PROVIDED DATA:
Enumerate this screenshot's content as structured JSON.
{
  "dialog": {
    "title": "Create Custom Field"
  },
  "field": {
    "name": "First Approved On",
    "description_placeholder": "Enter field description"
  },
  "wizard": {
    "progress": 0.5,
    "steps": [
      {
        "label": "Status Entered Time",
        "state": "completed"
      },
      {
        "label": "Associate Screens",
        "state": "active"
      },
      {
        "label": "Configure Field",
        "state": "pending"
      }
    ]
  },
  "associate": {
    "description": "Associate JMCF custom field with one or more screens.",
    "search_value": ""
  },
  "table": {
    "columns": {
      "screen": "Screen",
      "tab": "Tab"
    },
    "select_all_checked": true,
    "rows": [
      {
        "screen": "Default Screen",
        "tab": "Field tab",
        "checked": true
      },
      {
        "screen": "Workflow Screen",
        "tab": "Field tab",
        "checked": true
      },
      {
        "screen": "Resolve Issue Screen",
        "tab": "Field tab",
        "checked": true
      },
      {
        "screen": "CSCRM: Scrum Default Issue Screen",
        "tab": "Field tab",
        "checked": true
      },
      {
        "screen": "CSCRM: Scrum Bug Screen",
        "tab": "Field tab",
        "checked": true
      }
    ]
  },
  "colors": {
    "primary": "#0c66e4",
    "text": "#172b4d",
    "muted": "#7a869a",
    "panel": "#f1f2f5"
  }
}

PROMPT: Each entry above needs to be retyped exactly.

EXPECTED ANSWER:
Enumerate this screenshot's content as structured JSON.
{
  "dialog": {
    "title": "Create Custom Field"
  },
  "field": {
    "name": "First Approved On",
    "description_placeholder": "Enter field description"
  },
  "wizard": {
    "progress": 0.5,
    "steps": [
      {
        "label": "Status Entered Time",
        "state": "completed"
      },
      {
        "label": "Associate Screens",
        "state": "active"
      },
      {
        "label": "Configure Field",
        "state": "pending"
      }
    ]
  },
  "associate": {
    "description": "Associate JMCF custom field with one or more screens.",
    "search_value": ""
  },
  "table": {
    "columns": {
      "screen": "Screen",
      "tab": "Tab"
    },
    "select_all_checked": true,
    "rows": [
      {
        "screen": "Default Screen",
        "tab": "Field tab",
        "checked": true
      },
      {
        "screen": "Workflow Screen",
        "tab": "Field tab",
        "checked": true
      },
      {
        "screen": "Resolve Issue Screen",
        "tab": "Field tab",
        "checked": true
      },
      {
        "screen": "CSCRM: Scrum Default Issue Screen",
        "tab": "Field tab",
        "checked": true
      },
      {
        "screen": "CSCRM: Scrum Bug Screen",
        "tab": "Field tab",
        "checked": true
      }
    ]
  },
  "colors": {
    "primary": "#0c66e4",
    "text": "#172b4d",
    "muted": "#7a869a",
    "panel": "#f1f2f5"
  }
}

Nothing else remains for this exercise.